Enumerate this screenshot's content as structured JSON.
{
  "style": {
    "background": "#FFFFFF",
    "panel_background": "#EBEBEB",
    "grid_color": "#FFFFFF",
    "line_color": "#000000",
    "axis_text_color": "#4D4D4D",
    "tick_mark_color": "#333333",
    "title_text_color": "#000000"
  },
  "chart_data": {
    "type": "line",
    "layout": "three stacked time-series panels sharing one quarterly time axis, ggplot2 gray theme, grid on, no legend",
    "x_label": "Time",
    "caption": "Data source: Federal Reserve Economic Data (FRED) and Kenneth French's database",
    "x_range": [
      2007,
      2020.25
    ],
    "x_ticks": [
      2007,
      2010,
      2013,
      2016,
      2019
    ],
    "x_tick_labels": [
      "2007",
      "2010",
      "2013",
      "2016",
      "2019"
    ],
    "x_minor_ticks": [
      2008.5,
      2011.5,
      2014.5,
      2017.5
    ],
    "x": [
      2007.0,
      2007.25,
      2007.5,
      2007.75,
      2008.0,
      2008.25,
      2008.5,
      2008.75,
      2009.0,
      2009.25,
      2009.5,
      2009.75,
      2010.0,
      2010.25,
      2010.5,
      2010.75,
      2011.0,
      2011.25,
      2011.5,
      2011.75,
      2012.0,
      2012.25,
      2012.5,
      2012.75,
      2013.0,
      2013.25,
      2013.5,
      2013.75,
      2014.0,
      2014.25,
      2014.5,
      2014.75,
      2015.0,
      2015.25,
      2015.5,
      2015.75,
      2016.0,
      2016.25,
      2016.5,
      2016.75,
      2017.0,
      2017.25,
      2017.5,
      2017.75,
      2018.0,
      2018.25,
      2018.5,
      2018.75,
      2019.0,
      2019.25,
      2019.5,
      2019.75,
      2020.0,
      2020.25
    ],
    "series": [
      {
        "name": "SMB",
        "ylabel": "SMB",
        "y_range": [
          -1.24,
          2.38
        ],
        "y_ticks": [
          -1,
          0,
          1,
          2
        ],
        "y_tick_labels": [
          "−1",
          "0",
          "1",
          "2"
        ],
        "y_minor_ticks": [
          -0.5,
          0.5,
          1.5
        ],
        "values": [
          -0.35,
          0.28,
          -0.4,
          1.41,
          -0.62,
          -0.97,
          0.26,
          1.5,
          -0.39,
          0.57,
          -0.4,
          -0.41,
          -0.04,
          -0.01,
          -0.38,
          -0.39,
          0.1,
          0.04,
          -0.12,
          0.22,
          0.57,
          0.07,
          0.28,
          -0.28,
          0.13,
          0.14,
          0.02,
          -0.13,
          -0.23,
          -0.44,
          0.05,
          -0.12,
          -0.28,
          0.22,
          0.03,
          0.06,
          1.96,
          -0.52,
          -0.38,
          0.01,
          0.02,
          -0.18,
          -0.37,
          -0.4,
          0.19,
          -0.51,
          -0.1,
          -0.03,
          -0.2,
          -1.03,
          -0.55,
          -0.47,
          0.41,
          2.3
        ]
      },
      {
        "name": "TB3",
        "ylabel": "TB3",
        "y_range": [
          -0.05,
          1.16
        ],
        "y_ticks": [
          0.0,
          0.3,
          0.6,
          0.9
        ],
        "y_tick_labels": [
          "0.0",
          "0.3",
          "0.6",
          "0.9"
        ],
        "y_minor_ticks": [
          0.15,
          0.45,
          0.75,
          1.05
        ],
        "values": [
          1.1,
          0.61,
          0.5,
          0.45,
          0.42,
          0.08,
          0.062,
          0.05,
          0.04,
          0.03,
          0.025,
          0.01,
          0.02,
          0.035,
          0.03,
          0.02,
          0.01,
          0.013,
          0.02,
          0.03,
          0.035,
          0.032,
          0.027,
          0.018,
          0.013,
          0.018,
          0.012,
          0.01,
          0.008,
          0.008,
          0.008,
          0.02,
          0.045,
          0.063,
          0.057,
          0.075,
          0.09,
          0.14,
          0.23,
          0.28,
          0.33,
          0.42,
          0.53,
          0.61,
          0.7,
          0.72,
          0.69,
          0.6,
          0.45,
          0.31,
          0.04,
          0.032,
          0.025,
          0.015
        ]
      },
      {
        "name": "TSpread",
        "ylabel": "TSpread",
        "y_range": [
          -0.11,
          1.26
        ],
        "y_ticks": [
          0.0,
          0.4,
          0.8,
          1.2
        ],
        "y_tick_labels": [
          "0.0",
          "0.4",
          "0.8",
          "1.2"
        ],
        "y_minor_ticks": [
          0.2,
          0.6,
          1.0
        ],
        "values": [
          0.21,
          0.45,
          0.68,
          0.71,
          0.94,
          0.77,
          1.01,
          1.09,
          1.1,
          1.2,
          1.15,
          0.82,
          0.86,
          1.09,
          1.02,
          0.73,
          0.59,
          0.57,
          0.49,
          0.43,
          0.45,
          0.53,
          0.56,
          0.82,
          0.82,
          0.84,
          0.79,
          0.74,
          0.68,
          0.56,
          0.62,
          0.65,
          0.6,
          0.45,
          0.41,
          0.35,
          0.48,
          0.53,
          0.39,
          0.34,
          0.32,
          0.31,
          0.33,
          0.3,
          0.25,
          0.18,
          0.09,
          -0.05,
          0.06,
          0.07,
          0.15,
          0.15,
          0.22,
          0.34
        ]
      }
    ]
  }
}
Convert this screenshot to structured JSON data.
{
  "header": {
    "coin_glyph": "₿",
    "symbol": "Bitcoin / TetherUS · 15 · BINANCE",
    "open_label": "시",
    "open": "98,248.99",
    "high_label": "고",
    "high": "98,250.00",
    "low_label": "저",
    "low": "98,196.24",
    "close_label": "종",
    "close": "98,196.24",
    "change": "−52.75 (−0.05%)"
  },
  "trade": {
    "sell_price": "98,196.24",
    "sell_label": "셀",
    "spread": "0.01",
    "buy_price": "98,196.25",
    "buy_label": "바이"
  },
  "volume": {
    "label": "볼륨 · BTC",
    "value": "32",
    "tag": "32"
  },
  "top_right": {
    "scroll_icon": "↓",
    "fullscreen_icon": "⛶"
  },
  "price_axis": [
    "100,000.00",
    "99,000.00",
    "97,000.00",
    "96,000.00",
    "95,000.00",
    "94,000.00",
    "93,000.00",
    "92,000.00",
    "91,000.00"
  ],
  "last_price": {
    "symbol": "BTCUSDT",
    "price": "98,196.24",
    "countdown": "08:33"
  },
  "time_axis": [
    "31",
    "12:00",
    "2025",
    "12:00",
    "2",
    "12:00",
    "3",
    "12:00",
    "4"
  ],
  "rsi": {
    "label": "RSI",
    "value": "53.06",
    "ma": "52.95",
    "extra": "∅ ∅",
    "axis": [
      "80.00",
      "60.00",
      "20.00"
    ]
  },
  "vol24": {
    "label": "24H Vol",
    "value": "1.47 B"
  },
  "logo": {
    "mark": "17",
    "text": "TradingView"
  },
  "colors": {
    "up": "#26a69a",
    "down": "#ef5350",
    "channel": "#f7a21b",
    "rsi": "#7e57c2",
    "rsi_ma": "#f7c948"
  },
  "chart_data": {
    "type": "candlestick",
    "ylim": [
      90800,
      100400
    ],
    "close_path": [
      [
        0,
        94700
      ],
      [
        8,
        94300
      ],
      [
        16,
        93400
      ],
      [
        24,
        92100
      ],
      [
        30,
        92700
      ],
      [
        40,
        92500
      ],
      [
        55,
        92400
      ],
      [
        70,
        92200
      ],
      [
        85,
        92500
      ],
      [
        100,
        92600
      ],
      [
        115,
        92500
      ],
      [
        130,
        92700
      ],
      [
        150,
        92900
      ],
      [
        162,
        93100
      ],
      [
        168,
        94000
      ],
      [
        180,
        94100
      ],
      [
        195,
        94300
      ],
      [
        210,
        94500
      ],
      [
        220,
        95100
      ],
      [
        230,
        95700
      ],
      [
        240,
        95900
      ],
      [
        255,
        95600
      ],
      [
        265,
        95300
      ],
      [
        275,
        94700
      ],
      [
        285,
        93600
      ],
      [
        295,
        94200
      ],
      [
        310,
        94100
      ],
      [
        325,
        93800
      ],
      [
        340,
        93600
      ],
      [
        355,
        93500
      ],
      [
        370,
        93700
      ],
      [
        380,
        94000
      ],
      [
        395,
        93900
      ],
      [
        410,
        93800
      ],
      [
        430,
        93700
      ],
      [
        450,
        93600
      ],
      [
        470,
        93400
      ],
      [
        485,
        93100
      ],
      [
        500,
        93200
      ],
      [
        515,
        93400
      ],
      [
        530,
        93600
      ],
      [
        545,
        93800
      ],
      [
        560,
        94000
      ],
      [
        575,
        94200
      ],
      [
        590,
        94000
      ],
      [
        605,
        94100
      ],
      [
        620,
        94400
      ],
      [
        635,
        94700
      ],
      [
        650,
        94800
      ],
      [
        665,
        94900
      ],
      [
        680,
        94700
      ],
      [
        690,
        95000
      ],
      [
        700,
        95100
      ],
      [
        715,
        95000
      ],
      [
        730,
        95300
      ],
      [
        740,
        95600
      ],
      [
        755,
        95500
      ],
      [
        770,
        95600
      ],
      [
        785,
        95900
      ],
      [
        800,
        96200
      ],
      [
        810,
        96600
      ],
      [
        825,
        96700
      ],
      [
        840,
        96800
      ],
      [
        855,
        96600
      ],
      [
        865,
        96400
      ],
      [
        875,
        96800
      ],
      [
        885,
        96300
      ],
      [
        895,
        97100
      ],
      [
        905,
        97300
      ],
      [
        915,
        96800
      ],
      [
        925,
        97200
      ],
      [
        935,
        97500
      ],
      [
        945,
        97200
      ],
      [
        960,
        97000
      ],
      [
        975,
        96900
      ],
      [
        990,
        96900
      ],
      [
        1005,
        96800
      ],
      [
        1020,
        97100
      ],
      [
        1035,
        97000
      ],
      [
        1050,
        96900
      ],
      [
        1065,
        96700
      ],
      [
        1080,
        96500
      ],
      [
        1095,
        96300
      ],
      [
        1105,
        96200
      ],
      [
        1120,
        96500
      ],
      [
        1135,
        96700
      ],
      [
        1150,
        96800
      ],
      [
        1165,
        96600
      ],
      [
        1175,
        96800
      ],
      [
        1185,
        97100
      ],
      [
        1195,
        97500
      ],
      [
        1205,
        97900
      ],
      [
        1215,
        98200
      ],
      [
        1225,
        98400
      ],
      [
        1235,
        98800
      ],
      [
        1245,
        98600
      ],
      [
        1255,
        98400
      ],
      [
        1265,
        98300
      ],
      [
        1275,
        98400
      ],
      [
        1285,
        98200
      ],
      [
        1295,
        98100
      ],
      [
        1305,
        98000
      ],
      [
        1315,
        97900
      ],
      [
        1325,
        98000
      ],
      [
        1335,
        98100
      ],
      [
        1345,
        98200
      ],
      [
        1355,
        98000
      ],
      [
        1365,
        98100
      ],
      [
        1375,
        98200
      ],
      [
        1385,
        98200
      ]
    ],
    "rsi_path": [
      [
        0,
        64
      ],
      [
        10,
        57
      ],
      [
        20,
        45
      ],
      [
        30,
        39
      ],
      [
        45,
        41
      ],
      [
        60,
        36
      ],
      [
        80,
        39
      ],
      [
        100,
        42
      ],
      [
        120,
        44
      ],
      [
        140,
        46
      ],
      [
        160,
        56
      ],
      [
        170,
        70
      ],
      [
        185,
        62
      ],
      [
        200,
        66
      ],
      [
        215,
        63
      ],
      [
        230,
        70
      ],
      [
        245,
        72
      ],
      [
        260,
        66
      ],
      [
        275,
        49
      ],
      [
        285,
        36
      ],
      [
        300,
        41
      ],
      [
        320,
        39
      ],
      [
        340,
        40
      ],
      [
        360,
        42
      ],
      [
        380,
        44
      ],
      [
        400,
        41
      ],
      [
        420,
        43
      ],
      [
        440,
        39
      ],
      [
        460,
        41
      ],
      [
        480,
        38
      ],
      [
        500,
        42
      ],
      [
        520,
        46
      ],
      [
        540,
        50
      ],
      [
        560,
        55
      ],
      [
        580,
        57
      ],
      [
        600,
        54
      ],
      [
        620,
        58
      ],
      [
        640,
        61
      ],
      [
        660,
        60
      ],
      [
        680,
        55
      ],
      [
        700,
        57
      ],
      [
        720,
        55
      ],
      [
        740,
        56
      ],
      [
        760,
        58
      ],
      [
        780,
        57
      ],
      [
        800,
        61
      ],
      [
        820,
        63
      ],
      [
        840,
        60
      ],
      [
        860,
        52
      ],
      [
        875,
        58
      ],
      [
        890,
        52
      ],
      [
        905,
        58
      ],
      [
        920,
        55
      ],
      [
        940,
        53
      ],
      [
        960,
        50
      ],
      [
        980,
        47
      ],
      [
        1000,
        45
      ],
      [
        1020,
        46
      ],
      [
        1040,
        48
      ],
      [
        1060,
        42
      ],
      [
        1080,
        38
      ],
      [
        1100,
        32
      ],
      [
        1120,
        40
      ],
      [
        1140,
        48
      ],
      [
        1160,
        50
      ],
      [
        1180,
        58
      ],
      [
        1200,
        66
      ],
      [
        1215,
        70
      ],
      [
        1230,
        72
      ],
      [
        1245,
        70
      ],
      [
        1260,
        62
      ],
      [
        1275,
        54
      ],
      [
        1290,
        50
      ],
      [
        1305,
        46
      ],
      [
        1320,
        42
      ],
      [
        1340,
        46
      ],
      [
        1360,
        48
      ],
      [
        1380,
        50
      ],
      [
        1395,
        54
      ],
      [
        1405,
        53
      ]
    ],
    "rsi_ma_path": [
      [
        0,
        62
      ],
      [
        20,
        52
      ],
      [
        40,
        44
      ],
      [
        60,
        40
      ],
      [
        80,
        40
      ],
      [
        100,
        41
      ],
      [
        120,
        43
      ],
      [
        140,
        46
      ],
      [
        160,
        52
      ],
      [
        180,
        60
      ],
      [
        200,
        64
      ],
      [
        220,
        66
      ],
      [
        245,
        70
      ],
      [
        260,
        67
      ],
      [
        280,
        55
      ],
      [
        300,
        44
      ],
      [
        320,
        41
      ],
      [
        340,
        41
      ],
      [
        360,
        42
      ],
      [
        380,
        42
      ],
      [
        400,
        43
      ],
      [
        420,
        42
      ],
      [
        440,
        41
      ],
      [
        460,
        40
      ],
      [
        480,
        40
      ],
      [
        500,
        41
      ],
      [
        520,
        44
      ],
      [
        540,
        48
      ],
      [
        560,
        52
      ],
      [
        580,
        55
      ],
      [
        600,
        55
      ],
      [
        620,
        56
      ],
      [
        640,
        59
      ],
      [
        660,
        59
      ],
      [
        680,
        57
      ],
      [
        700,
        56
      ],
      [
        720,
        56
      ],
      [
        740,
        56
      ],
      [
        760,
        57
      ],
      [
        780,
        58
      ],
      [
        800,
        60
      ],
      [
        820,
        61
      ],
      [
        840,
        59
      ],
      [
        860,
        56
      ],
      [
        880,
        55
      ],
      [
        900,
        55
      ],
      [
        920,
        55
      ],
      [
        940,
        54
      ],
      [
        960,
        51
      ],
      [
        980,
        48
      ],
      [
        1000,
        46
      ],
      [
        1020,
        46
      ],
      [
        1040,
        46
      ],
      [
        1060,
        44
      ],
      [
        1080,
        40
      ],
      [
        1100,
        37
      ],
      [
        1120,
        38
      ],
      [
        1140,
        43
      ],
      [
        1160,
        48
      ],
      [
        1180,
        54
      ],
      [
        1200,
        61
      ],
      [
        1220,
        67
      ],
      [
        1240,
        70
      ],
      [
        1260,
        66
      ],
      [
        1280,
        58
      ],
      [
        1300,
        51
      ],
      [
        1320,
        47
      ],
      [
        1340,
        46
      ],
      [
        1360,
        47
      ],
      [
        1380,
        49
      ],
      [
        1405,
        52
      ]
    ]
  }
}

=======

Above are the entries; count how many of their lines contain the word "series" and give only that number.

- **The solution**
2